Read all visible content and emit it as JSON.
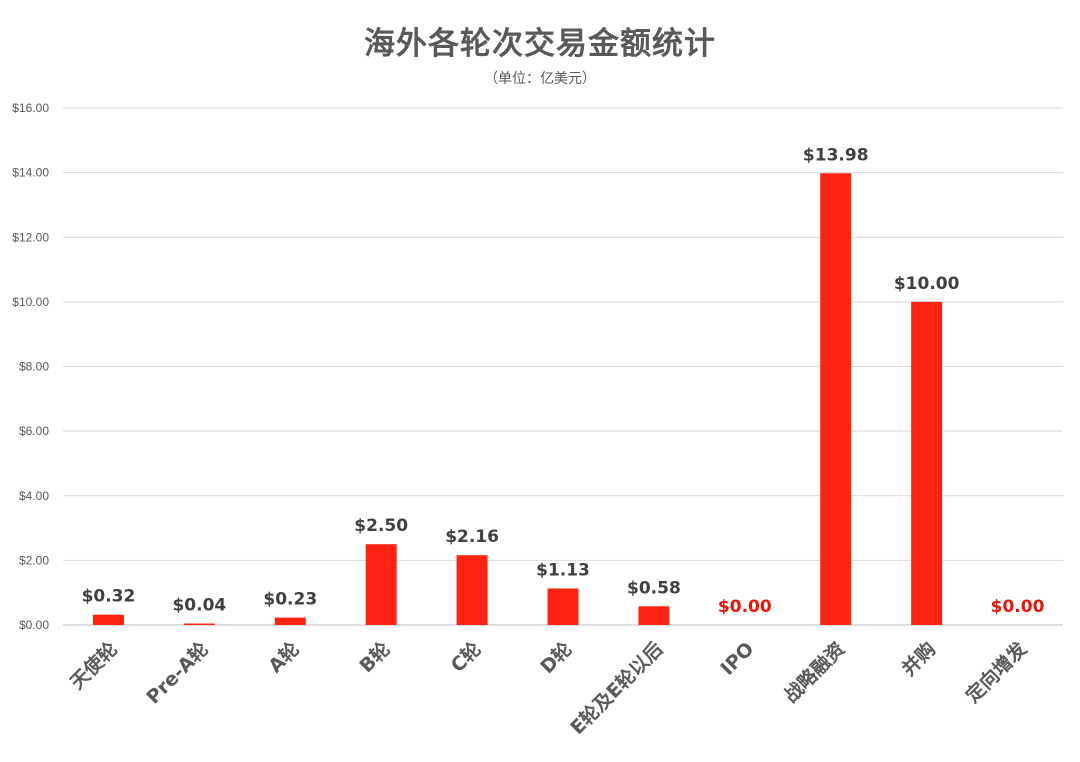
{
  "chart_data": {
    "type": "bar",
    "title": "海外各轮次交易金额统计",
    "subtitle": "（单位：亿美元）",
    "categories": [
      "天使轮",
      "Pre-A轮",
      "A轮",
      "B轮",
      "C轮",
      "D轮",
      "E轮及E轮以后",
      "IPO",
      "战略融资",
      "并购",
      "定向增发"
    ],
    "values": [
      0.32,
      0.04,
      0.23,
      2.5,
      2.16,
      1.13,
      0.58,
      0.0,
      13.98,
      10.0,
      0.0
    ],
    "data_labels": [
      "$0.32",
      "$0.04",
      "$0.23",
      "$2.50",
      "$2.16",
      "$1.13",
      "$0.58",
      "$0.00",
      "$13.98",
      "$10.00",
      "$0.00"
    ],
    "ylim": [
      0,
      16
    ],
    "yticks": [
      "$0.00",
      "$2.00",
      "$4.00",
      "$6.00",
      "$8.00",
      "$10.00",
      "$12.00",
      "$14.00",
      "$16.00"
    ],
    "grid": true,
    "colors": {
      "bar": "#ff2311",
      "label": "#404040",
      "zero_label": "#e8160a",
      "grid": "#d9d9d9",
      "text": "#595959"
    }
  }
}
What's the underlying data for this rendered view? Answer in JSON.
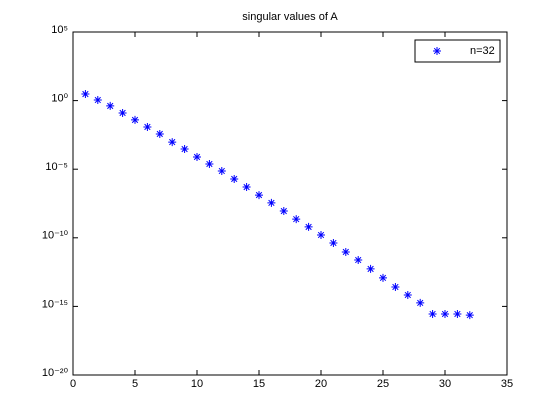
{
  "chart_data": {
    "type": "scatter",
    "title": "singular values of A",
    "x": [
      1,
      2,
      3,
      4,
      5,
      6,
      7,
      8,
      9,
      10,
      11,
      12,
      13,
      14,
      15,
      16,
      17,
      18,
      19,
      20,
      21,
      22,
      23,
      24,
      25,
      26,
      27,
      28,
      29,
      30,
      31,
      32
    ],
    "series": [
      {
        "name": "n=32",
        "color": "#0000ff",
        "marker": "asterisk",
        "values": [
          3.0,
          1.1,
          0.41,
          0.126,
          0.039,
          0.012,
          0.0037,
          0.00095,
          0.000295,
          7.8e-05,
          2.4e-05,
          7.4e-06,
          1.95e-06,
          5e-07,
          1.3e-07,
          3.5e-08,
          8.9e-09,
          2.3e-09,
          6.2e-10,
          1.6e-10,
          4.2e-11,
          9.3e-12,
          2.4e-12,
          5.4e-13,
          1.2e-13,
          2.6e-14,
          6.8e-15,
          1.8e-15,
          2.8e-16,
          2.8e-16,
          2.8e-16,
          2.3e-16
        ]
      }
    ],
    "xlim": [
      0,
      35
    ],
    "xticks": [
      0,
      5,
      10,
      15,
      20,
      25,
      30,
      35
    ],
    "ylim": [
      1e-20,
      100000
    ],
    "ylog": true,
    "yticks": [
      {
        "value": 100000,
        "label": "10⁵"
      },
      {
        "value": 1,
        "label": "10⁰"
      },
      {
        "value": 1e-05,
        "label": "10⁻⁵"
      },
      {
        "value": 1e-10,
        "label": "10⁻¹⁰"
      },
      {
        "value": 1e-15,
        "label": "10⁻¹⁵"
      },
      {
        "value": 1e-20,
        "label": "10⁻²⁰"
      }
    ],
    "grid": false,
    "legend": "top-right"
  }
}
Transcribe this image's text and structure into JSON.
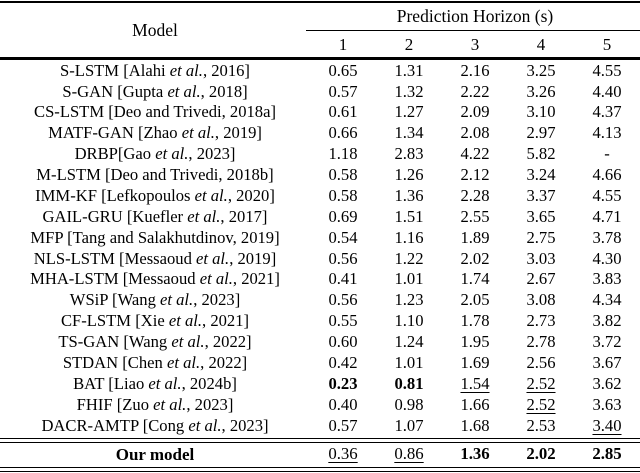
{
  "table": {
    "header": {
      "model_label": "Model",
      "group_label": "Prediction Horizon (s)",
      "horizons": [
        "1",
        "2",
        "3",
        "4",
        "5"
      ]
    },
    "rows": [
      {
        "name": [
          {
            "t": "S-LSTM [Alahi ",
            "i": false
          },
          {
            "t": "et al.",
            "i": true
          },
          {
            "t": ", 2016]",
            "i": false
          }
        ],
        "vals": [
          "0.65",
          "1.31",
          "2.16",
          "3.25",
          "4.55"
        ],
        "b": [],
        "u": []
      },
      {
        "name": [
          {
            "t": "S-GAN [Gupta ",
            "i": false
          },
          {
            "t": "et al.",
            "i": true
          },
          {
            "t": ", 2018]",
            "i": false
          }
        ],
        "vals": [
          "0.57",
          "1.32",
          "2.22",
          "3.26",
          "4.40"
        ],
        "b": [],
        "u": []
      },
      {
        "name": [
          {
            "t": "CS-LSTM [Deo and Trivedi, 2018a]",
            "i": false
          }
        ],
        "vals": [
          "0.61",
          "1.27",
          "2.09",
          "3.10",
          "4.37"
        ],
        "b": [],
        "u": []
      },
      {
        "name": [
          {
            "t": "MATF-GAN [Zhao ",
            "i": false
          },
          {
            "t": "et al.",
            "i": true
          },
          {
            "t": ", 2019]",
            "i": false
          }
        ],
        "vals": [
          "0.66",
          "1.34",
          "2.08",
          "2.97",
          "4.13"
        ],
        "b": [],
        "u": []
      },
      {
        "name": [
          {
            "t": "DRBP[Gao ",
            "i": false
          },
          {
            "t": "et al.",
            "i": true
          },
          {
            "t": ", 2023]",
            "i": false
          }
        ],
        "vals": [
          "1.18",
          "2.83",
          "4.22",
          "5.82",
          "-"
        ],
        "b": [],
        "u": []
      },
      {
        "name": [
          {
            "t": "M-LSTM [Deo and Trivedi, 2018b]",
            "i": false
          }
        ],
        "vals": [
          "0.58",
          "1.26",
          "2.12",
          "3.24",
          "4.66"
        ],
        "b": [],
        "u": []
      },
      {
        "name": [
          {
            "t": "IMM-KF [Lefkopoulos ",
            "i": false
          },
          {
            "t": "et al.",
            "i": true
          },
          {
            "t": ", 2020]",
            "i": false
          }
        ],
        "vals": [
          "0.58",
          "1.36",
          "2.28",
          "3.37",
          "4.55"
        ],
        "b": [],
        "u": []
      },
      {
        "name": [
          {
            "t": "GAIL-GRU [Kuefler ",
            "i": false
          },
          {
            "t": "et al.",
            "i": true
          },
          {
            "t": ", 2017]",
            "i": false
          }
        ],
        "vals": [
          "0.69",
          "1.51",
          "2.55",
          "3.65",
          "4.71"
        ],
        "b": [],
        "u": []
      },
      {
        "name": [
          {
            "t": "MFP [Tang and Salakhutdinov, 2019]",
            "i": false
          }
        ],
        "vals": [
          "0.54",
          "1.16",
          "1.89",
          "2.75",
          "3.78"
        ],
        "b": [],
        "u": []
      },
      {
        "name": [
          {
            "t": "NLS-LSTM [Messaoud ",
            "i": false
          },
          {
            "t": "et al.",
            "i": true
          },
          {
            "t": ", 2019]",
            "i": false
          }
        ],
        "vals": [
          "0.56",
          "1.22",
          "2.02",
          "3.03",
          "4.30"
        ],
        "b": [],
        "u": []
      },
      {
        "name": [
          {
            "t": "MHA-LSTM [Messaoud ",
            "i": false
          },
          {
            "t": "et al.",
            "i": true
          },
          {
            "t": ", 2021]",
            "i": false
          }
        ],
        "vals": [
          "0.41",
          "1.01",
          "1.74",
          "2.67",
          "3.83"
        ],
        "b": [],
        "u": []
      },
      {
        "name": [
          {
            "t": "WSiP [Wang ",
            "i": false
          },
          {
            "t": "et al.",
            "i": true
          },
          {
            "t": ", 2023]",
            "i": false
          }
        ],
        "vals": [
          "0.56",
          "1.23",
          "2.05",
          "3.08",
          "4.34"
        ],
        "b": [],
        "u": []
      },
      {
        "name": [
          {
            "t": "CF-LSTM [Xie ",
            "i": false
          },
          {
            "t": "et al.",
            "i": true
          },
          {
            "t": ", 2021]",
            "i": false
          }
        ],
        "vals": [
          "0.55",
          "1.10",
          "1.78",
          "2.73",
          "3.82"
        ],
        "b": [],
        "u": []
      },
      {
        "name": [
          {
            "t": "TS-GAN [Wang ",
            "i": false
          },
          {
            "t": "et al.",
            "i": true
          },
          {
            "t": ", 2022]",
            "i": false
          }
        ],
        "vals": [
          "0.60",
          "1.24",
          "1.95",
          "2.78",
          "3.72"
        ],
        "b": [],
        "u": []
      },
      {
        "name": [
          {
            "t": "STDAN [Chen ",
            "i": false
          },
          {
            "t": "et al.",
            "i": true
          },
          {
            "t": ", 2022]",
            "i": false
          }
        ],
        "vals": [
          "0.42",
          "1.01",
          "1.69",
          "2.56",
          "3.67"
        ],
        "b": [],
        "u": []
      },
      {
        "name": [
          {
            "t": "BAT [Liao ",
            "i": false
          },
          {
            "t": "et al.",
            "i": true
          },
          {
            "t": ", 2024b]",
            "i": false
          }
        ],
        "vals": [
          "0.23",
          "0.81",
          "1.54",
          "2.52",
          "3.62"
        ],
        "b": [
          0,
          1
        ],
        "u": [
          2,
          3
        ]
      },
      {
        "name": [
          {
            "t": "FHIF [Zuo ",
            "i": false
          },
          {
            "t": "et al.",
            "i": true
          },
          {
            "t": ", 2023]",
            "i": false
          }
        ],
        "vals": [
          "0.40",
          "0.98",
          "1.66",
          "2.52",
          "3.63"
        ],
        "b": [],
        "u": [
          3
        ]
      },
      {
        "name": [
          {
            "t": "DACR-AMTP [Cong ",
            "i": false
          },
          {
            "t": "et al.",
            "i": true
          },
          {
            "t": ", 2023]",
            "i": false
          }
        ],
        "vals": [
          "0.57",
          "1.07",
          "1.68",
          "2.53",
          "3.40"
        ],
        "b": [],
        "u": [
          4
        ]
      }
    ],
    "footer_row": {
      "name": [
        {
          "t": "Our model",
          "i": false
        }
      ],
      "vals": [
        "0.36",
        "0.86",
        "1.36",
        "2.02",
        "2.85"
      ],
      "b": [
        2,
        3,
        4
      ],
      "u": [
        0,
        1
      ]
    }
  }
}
#####
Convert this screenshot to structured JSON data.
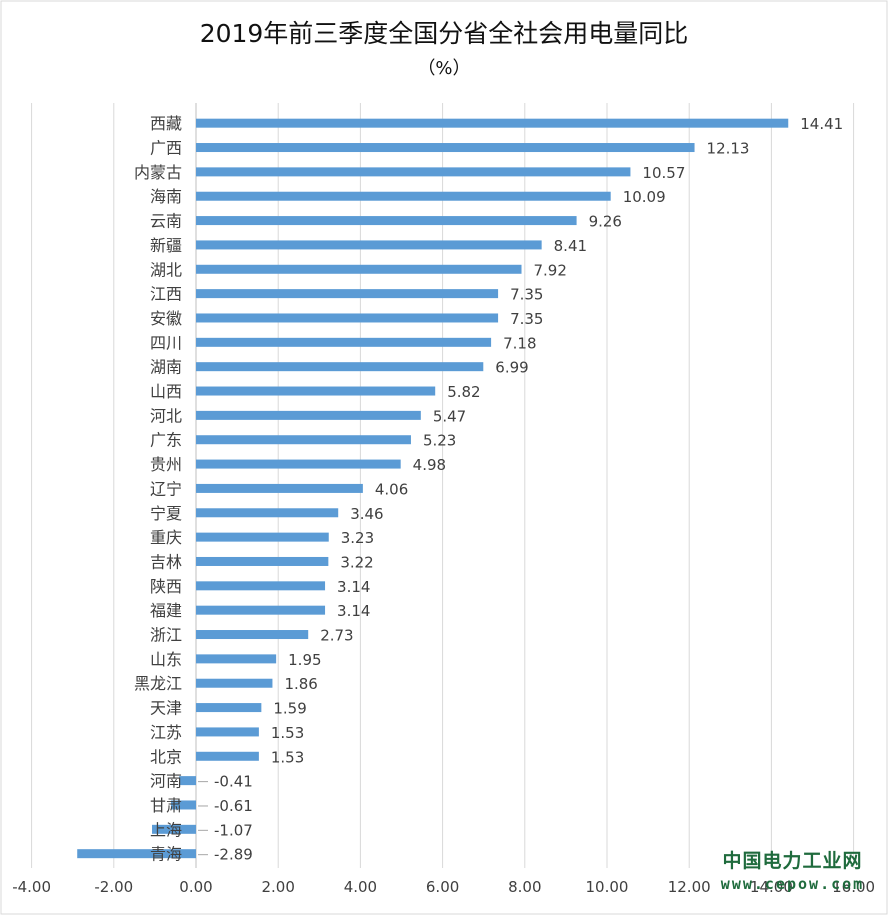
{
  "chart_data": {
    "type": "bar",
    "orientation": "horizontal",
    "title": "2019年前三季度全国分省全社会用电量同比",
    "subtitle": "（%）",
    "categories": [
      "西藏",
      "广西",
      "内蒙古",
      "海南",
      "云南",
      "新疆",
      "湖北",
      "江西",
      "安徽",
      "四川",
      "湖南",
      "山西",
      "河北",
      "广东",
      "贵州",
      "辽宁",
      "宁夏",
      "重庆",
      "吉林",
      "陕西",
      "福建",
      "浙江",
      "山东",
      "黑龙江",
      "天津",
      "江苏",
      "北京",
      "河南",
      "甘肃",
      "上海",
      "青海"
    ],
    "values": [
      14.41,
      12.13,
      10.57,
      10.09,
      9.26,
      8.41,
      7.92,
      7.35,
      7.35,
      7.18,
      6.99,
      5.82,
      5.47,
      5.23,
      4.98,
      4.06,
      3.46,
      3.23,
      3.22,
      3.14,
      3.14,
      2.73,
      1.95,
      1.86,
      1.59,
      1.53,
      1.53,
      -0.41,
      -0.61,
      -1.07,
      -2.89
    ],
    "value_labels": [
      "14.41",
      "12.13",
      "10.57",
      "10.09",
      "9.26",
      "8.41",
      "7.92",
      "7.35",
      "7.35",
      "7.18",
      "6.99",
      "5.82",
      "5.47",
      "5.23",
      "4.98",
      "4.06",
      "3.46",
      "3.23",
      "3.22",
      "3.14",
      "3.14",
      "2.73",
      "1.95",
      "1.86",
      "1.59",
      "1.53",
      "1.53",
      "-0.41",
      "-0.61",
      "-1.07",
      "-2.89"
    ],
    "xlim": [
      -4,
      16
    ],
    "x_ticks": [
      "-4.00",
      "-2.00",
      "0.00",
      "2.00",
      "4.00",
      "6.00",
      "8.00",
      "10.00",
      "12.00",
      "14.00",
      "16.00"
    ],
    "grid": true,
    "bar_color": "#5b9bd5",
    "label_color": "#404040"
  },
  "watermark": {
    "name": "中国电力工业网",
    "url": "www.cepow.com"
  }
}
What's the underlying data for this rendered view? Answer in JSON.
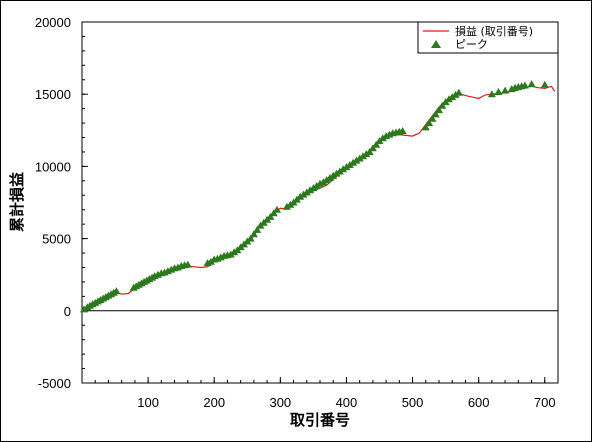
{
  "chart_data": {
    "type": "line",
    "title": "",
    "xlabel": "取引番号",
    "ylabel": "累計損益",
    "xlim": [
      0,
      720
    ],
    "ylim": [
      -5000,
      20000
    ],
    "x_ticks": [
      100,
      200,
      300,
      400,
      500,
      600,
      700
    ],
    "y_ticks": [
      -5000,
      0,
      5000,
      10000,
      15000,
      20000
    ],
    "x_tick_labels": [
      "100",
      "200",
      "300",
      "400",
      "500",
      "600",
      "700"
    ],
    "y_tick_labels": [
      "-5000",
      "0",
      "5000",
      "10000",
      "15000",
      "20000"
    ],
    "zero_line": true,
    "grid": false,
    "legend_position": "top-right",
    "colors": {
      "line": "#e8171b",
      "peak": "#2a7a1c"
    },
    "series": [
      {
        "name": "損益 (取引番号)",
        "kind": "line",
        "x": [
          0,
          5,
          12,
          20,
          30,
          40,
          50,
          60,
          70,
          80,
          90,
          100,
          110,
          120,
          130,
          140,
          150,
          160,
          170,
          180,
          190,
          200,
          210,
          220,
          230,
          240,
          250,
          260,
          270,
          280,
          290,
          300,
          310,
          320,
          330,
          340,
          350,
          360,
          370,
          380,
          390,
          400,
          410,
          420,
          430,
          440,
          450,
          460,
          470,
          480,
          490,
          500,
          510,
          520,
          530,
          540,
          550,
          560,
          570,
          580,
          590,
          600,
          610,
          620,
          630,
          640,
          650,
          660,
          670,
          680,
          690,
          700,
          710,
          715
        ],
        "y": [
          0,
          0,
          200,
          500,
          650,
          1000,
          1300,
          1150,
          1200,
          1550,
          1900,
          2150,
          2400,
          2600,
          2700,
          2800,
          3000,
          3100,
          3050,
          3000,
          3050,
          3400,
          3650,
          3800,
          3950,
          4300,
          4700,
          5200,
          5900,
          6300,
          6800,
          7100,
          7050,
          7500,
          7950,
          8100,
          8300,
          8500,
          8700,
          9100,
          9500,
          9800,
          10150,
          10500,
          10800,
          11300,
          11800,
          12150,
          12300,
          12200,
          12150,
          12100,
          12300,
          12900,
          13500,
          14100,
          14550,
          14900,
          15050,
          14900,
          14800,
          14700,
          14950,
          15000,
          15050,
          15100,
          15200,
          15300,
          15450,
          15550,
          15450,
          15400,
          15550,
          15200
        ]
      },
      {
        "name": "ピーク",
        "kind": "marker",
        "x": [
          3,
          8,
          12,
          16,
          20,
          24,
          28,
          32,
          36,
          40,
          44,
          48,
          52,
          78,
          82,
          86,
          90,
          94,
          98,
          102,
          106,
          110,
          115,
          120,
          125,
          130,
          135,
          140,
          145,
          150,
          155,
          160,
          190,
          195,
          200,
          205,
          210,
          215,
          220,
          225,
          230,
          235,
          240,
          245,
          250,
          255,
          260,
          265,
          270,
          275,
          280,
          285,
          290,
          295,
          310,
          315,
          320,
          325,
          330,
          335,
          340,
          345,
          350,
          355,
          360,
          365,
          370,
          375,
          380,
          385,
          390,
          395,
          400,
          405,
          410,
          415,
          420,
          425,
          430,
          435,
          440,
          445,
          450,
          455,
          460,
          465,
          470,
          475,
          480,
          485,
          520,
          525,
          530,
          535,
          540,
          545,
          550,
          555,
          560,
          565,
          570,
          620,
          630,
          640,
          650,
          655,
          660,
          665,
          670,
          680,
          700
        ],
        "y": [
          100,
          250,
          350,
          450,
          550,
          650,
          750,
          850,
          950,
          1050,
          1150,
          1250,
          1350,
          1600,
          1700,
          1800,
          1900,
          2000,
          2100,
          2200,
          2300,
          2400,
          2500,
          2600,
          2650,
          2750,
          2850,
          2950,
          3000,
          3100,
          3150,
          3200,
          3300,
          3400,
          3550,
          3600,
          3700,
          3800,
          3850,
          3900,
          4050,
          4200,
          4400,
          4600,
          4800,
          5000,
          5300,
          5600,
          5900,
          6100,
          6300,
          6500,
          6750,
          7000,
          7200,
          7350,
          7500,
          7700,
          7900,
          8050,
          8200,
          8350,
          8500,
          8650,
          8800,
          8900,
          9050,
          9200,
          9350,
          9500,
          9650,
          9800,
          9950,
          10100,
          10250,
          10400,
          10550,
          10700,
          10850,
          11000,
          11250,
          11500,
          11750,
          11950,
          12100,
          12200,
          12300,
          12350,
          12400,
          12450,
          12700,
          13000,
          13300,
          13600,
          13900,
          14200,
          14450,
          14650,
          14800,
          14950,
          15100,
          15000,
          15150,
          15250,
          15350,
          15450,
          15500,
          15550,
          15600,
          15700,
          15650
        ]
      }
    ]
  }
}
#####
Using the listing above, gather each line that holds the string "Messaoud" and copy it.

            "t": "NLS-LSTM [Messaoud ",
            "t": "MHA-LSTM [Messaoud ",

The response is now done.